Making V-Bar a site for longleaf renaissance will require a lot of work and a lot of time. Also a lot of fire. To continue with timber management projects we started in 2009, we were awarded a grant by the state of Mississippi to conduct the first controlled burn on the property in the coming weeks. This prescribed fire treatment was conducted by trained professionals from the Mississippi Forestry Commission, with oversight by our consulting foresters to ensure maximum benefit to the forest.
Safety is our first concern. No actions will be taken while scouts are on-site. Protection of camp infrastructure is second. We will protect structures and camp sites and back-country shelters. Maximizing ecological benefits is third. The burn reduces the risk of catastrophic wildfire at V-Bar and also reduces risk to camp buildings and infrastructure. In turn, it makes V-Bar a safer place for our scouts to camp.
══════════
■ Challenges
a: Reproduce the part of the V-Bar passage that begins at the words "Safety is our" and stops after "scouts to camp.".
b: Answer these questions from the V-Bar passage:
(i) Who awarded the grant for the controlled burn?
(ii) Who conducted the prescribed fire treatment?
(iii) What priority is named third?
c: Decide whether each statement agrees with the V-Bar passage, giving yes or no and quoting the deciding words:
(i) The timber management projects began in 2009.
(ii) Protection of camp infrastructure is the first concern.
(iii) Burn actions may go ahead while scouts are on-site.

■ Excerpted data
══════════
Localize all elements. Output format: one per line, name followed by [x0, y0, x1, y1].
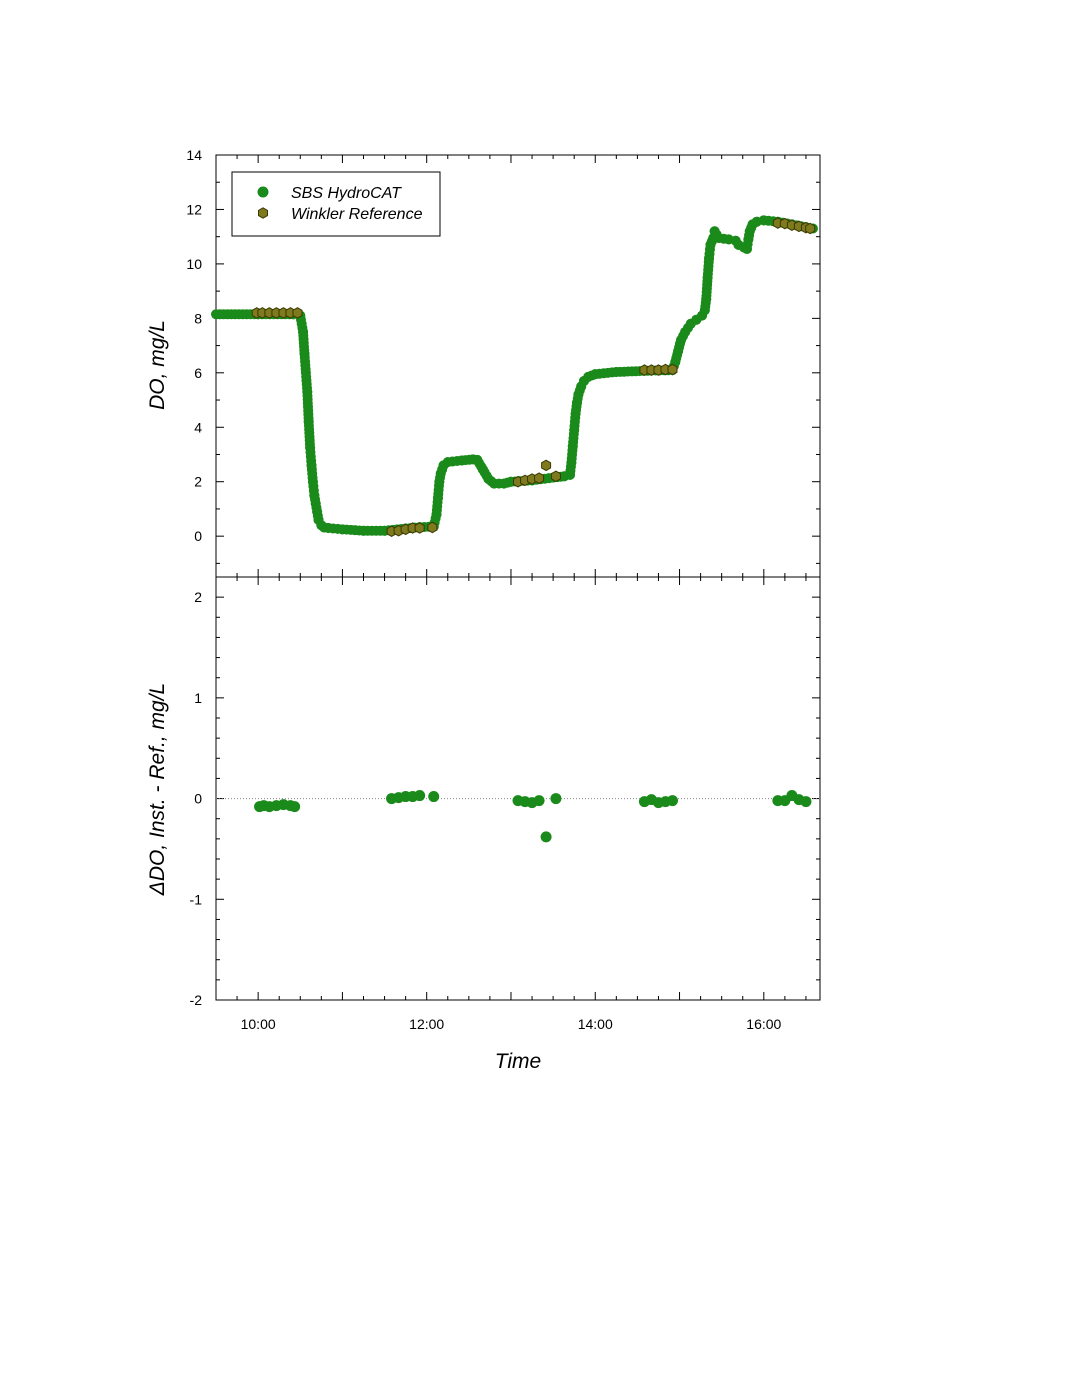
legend-box: [231, 171, 441, 237]
delta-do-point: [667, 795, 679, 807]
delta-do-point: [428, 791, 440, 803]
y-tick-label: 4: [194, 419, 202, 435]
winkler-reference-point: [550, 470, 561, 483]
winkler-reference-point: [427, 521, 438, 534]
top-y-axis-title: DO, mg/L: [146, 320, 169, 410]
legend-marker-reference: [258, 207, 268, 219]
winkler-reference-point: [541, 459, 552, 472]
winkler-reference-point: [534, 472, 545, 484]
y-tick-label: -2: [190, 992, 203, 1008]
winkler-reference-point: [292, 307, 303, 319]
delta-do-point: [540, 831, 552, 843]
plot-frame: [215, 576, 821, 1001]
winkler-reference-point: [667, 363, 678, 376]
y-tick-label: 10: [186, 256, 202, 272]
x-tick-label: 14:00: [578, 1016, 613, 1032]
x-tick-label: 10:00: [241, 1016, 276, 1032]
bottom-panel: -2 -1 0 1 2 10:00 12:00 14:00 16:00: [190, 576, 821, 1032]
y-tick-label: 2: [194, 589, 202, 605]
legend-label-instrument: SBS HydroCAT: [291, 185, 402, 202]
x-axis-title: Time: [495, 1050, 541, 1073]
y-tick-label: 12: [186, 201, 202, 217]
y-tick-label: -1: [190, 891, 203, 907]
delta-do-point: [289, 801, 301, 813]
y-tick-label: 2: [194, 474, 202, 490]
bottom-y-axis-title: ΔDO, Inst. - Ref., mg/L: [146, 683, 169, 896]
y-tick-label: 8: [194, 310, 202, 326]
delta-do-point: [533, 795, 545, 807]
top-panel: 0 2 4 6 8 10 12 14: [186, 147, 821, 578]
winkler-reference-point: [805, 222, 816, 235]
y-tick-label: 0: [194, 791, 202, 807]
x-tick-label: 16:00: [746, 1016, 781, 1032]
delta-do-point: [800, 796, 812, 808]
legend-marker-instrument: [257, 186, 269, 198]
delta-do-point: [550, 793, 562, 805]
y-tick-label: 14: [186, 147, 202, 163]
y-tick-label: 0: [194, 528, 202, 544]
delta-do-point: [414, 790, 426, 802]
winkler-reference-point: [414, 522, 425, 534]
legend-label-reference: Winkler Reference: [291, 206, 423, 223]
y-tick-label: 6: [194, 365, 202, 381]
legend: SBS HydroCAT Winkler Reference: [231, 171, 441, 237]
y-tick-label: 1: [194, 690, 202, 706]
x-tick-label: 12:00: [409, 1016, 444, 1032]
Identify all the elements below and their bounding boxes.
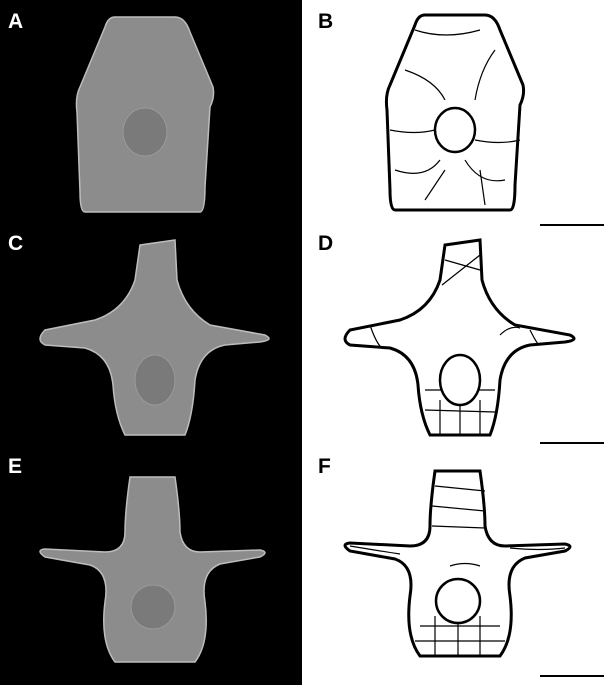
══════════
■ Answers for the exercise
a:
Safety is our first concern. No actions will be taken while scouts are on-site. Protection of camp infrastructure is second. We will protect structures and camp sites and back-country shelters. Maximizing ecological benefits is third. The burn reduces the risk of catastrophic wildfire at V-Bar and also reduces risk to camp buildings and infrastructure. In turn, it makes V-Bar a safer place for our scouts to camp.

b:
(i) The state of Mississippi.
(ii) Trained professionals from the Mississippi Forestry Commission.
(iii) Maximizing ecological benefits.

c:
(i) Yes: "timber management projects we started in 2009"
(ii) No: "Safety is our first concern."
(iii) No: "No actions will be taken while scouts are on-site."